[Given request]
Arrange the records from the line containing "category-label: Nu știu, nu" through the line containing "title-emphasis: pentru Unire", both included, as a numbered list, omitting any blank lines.

[Given data]
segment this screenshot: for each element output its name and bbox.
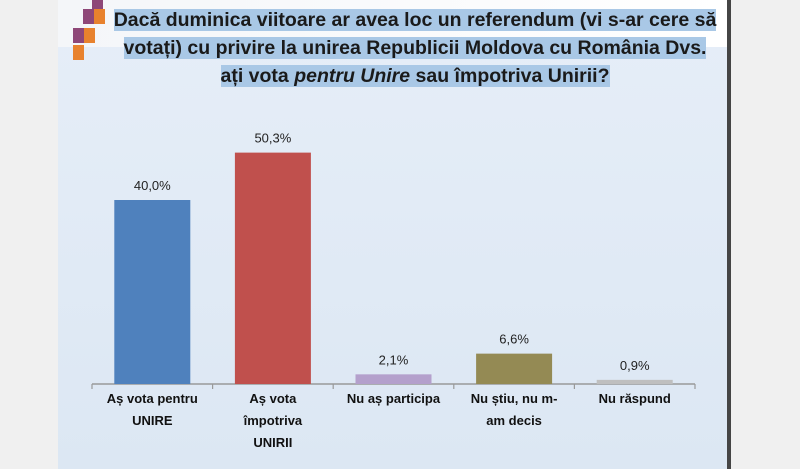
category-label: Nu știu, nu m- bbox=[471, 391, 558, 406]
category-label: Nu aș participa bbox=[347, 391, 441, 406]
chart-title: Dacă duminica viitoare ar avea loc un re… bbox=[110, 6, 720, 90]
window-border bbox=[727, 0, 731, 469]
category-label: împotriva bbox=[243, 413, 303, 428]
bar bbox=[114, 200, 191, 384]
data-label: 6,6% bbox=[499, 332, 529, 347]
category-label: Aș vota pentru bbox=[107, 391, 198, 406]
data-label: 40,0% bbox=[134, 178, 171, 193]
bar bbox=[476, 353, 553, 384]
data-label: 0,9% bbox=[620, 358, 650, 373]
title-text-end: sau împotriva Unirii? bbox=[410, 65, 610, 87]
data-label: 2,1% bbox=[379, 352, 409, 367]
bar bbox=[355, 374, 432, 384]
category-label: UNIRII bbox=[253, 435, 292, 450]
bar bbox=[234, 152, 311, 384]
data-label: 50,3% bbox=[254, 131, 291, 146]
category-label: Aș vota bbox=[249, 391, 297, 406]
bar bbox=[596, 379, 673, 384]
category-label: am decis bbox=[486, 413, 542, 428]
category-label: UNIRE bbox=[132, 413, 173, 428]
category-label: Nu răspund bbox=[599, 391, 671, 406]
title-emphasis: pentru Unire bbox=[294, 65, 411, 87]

---

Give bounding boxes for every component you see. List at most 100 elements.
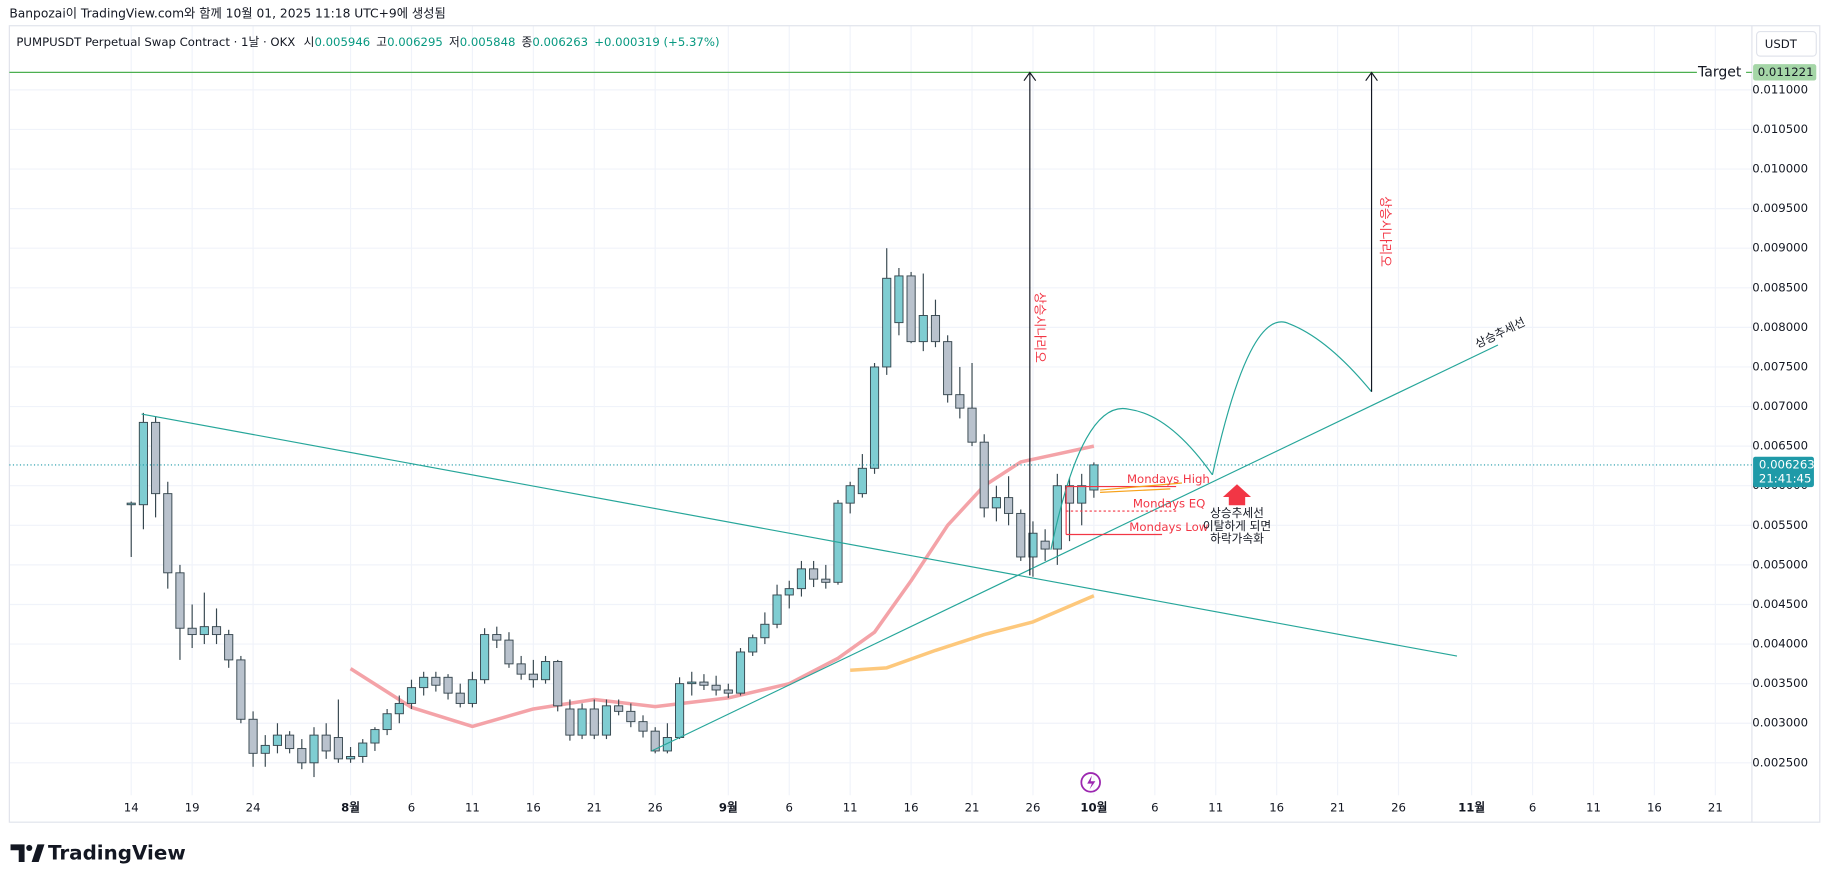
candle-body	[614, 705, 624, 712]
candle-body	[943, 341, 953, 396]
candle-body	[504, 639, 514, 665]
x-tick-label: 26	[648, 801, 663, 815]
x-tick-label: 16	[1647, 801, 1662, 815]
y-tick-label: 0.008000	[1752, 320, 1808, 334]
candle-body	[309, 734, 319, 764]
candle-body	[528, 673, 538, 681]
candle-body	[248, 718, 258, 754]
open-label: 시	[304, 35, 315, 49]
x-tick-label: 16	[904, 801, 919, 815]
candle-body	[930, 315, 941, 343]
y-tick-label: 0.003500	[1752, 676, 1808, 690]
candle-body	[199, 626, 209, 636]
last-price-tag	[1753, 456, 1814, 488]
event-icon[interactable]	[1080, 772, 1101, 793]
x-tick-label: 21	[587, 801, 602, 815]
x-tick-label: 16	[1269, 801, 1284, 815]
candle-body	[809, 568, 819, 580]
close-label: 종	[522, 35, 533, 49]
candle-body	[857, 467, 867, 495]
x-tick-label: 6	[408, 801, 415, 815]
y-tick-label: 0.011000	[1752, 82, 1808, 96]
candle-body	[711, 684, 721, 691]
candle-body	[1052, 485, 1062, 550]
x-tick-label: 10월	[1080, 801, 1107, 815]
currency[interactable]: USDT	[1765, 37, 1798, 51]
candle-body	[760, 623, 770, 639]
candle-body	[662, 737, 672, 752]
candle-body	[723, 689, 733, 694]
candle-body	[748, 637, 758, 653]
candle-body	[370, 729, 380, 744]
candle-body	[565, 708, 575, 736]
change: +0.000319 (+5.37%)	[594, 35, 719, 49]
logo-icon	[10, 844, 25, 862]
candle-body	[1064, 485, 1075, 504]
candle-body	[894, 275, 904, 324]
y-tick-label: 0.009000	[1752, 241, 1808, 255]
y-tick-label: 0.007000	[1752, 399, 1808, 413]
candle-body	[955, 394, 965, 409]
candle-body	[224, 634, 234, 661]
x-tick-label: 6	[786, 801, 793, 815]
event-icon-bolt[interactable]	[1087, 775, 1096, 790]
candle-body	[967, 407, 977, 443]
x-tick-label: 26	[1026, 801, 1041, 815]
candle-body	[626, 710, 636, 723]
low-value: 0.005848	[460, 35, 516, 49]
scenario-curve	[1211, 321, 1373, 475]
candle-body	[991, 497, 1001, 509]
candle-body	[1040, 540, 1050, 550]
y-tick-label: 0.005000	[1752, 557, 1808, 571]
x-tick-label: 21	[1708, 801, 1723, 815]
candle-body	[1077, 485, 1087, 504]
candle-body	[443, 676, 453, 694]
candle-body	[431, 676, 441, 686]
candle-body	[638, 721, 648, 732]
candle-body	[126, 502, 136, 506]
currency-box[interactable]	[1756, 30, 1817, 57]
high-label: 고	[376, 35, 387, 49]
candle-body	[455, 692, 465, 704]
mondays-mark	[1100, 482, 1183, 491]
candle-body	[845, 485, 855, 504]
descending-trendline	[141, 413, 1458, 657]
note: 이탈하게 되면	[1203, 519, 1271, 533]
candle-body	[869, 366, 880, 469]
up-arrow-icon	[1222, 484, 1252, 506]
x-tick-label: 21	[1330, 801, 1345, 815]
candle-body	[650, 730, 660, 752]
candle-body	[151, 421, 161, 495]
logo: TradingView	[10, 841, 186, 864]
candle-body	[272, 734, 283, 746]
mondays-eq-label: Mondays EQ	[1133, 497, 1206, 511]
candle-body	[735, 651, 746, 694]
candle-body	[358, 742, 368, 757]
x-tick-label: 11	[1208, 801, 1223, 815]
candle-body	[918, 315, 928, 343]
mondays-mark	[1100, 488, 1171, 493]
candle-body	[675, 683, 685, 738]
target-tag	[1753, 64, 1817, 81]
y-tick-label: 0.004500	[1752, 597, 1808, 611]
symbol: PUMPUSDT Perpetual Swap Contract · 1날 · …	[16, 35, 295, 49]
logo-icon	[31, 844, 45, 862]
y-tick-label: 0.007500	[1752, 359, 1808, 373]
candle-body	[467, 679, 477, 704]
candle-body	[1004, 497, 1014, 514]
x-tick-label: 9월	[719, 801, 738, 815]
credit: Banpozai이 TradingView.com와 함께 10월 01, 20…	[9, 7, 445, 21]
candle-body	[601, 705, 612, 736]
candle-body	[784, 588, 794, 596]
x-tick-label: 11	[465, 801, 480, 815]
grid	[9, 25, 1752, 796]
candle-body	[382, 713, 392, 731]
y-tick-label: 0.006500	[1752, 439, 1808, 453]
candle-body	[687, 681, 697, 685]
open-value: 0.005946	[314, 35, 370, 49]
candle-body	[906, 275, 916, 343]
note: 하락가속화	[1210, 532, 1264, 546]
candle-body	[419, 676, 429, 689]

[Result]
1. category-label: Nu știu, nu m- bbox=[471, 391, 558, 406]
2. category-label: Nu aș participa bbox=[347, 391, 441, 406]
3. chart-title: Dacă duminica viitoare ar avea loc un re… bbox=[110, 6, 720, 90]
4. window-border bbox=[727, 0, 731, 469]
5. category-label: împotriva bbox=[243, 413, 303, 428]
6. bar bbox=[114, 200, 191, 384]
7. data-label: 6,6% bbox=[499, 332, 529, 347]
8. category-label: Aș vota pentru bbox=[107, 391, 198, 406]
9. data-label: 40,0% bbox=[134, 178, 171, 193]
10. bar bbox=[476, 353, 553, 384]
11. data-label: 0,9% bbox=[620, 358, 650, 373]
12. title-text-end: sau împotriva Unirii? bbox=[410, 65, 610, 87]
13. data-label: 2,1% bbox=[379, 352, 409, 367]
14. bar bbox=[355, 374, 432, 384]
15. category-label: UNIRII bbox=[253, 435, 292, 450]
16. bar bbox=[234, 152, 311, 384]
17. data-label: 50,3% bbox=[254, 131, 291, 146]
18. category-label: Aș vota bbox=[249, 391, 297, 406]
19. bar bbox=[596, 379, 673, 384]
20. category-label: am decis bbox=[486, 413, 542, 428]
21. category-label: UNIRE bbox=[132, 413, 173, 428]
22. category-label: Nu răspund bbox=[599, 391, 671, 406]
23. title-emphasis: pentru Unire bbox=[294, 65, 411, 87]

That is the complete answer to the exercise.